→ Items listed in a dataset
________________________

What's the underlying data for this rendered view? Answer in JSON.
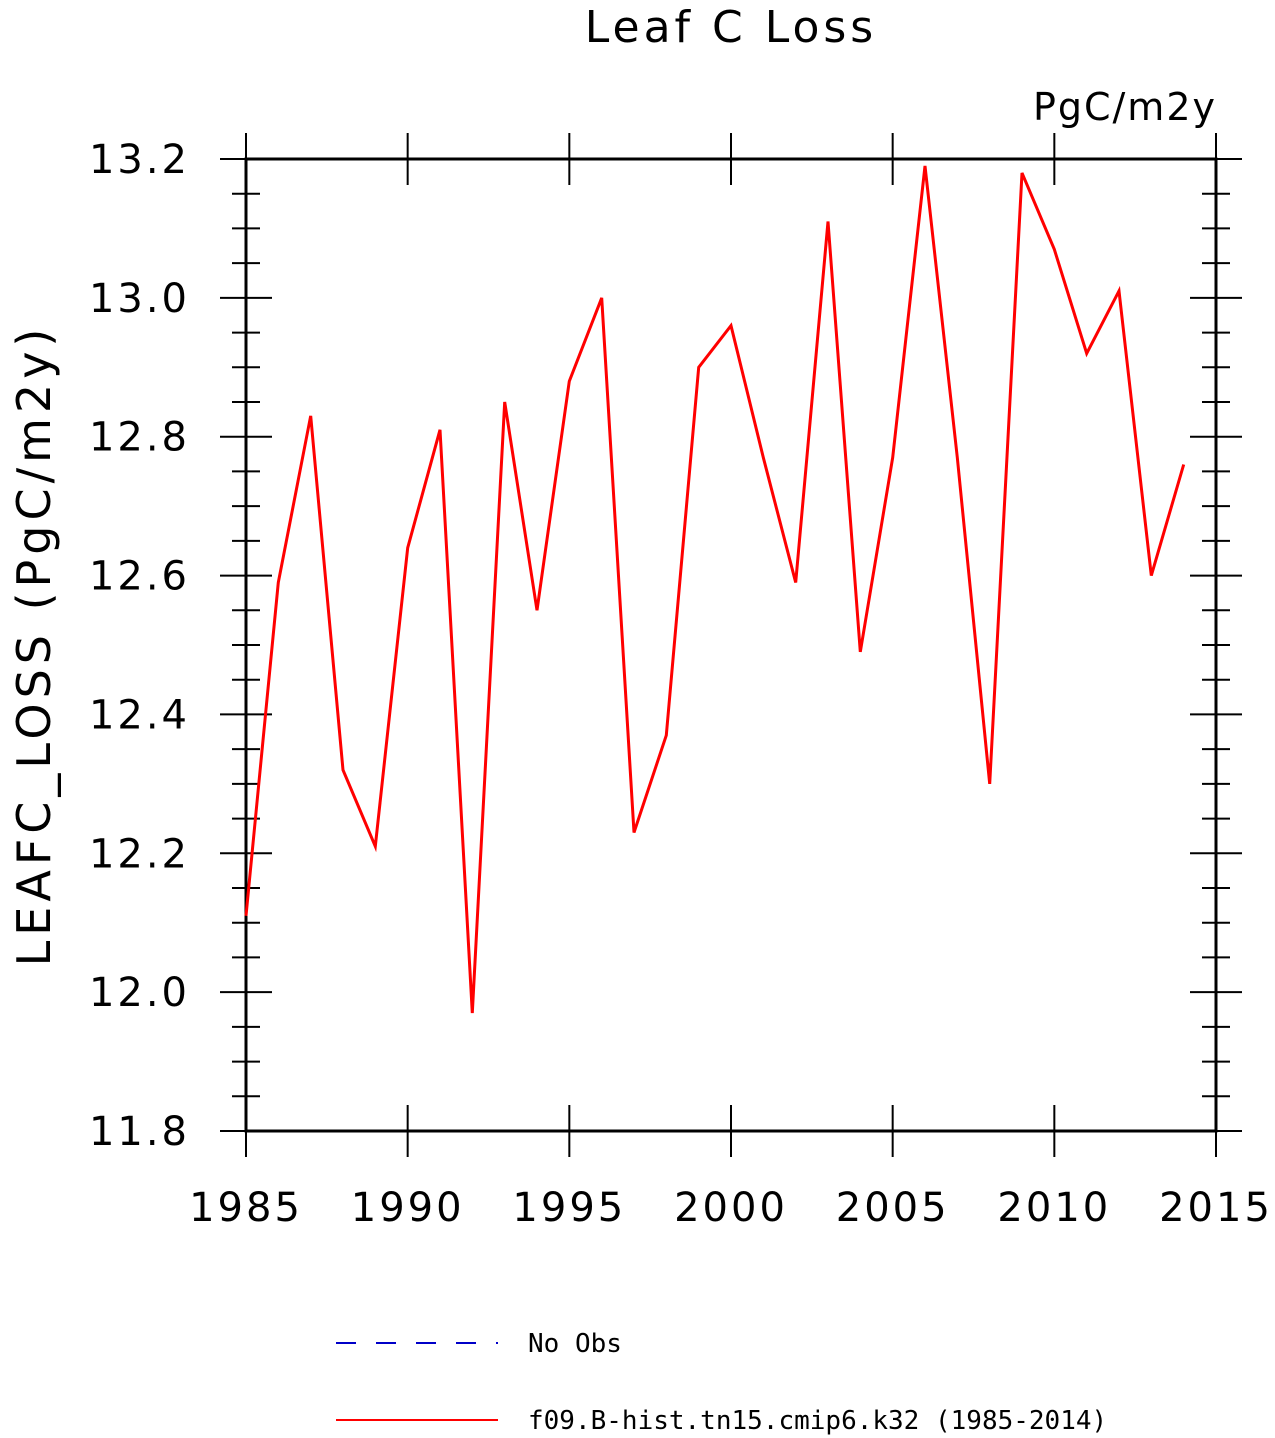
{
  "chart_data": {
    "type": "line",
    "title": "Leaf C Loss",
    "units_label": "PgC/m2y",
    "ylabel": "LEAFC_LOSS  (PgC/m2y)",
    "xlabel": "",
    "xlim": [
      1985,
      2015
    ],
    "ylim": [
      11.8,
      13.2
    ],
    "x_ticks": [
      "1985",
      "1990",
      "1995",
      "2000",
      "2005",
      "2010",
      "2015"
    ],
    "y_ticks": [
      "11.8",
      "12.0",
      "12.2",
      "12.4",
      "12.6",
      "12.8",
      "13.0",
      "13.2"
    ],
    "x_tick_values": [
      1985,
      1990,
      1995,
      2000,
      2005,
      2010,
      2015
    ],
    "y_tick_values": [
      11.8,
      12.0,
      12.2,
      12.4,
      12.6,
      12.8,
      13.0,
      13.2
    ],
    "grid": false,
    "legend_placement": "bottom",
    "series": [
      {
        "name": "f09.B-hist.tn15.cmip6.k32 (1985-2014)",
        "color": "#ff0000",
        "style": "solid",
        "x": [
          1985,
          1986,
          1987,
          1988,
          1989,
          1990,
          1991,
          1992,
          1993,
          1994,
          1995,
          1996,
          1997,
          1998,
          1999,
          2000,
          2001,
          2002,
          2003,
          2004,
          2005,
          2006,
          2007,
          2008,
          2009,
          2010,
          2011,
          2012,
          2013,
          2014
        ],
        "values": [
          12.11,
          12.59,
          12.83,
          12.32,
          12.21,
          12.64,
          12.81,
          11.97,
          12.85,
          12.55,
          12.88,
          13.0,
          12.23,
          12.37,
          12.9,
          12.96,
          12.77,
          12.59,
          13.11,
          12.49,
          12.77,
          13.19,
          12.77,
          12.3,
          13.18,
          13.07,
          12.92,
          13.01,
          12.6,
          12.76
        ]
      }
    ],
    "legend": [
      {
        "label": "No Obs",
        "color": "#0000c8",
        "style": "dashed"
      },
      {
        "label": "f09.B-hist.tn15.cmip6.k32 (1985-2014)",
        "color": "#ff0000",
        "style": "solid"
      }
    ]
  }
}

________________________

→ Your instructions
Copy every record above exactly, leaving out any pictures.

→ Final answer
What's the underlying data for this rendered view? Answer in JSON.
{
  "chart_data": {
    "type": "line",
    "title": "Leaf C Loss",
    "units_label": "PgC/m2y",
    "ylabel": "LEAFC_LOSS  (PgC/m2y)",
    "xlabel": "",
    "xlim": [
      1985,
      2015
    ],
    "ylim": [
      11.8,
      13.2
    ],
    "x_ticks": [
      "1985",
      "1990",
      "1995",
      "2000",
      "2005",
      "2010",
      "2015"
    ],
    "y_ticks": [
      "11.8",
      "12.0",
      "12.2",
      "12.4",
      "12.6",
      "12.8",
      "13.0",
      "13.2"
    ],
    "x_tick_values": [
      1985,
      1990,
      1995,
      2000,
      2005,
      2010,
      2015
    ],
    "y_tick_values": [
      11.8,
      12.0,
      12.2,
      12.4,
      12.6,
      12.8,
      13.0,
      13.2
    ],
    "grid": false,
    "legend_placement": "bottom",
    "series": [
      {
        "name": "f09.B-hist.tn15.cmip6.k32 (1985-2014)",
        "color": "#ff0000",
        "style": "solid",
        "x": [
          1985,
          1986,
          1987,
          1988,
          1989,
          1990,
          1991,
          1992,
          1993,
          1994,
          1995,
          1996,
          1997,
          1998,
          1999,
          2000,
          2001,
          2002,
          2003,
          2004,
          2005,
          2006,
          2007,
          2008,
          2009,
          2010,
          2011,
          2012,
          2013,
          2014
        ],
        "values": [
          12.11,
          12.59,
          12.83,
          12.32,
          12.21,
          12.64,
          12.81,
          11.97,
          12.85,
          12.55,
          12.88,
          13.0,
          12.23,
          12.37,
          12.9,
          12.96,
          12.77,
          12.59,
          13.11,
          12.49,
          12.77,
          13.19,
          12.77,
          12.3,
          13.18,
          13.07,
          12.92,
          13.01,
          12.6,
          12.76
        ]
      }
    ],
    "legend": [
      {
        "label": "No Obs",
        "color": "#0000c8",
        "style": "dashed"
      },
      {
        "label": "f09.B-hist.tn15.cmip6.k32 (1985-2014)",
        "color": "#ff0000",
        "style": "solid"
      }
    ]
  }
}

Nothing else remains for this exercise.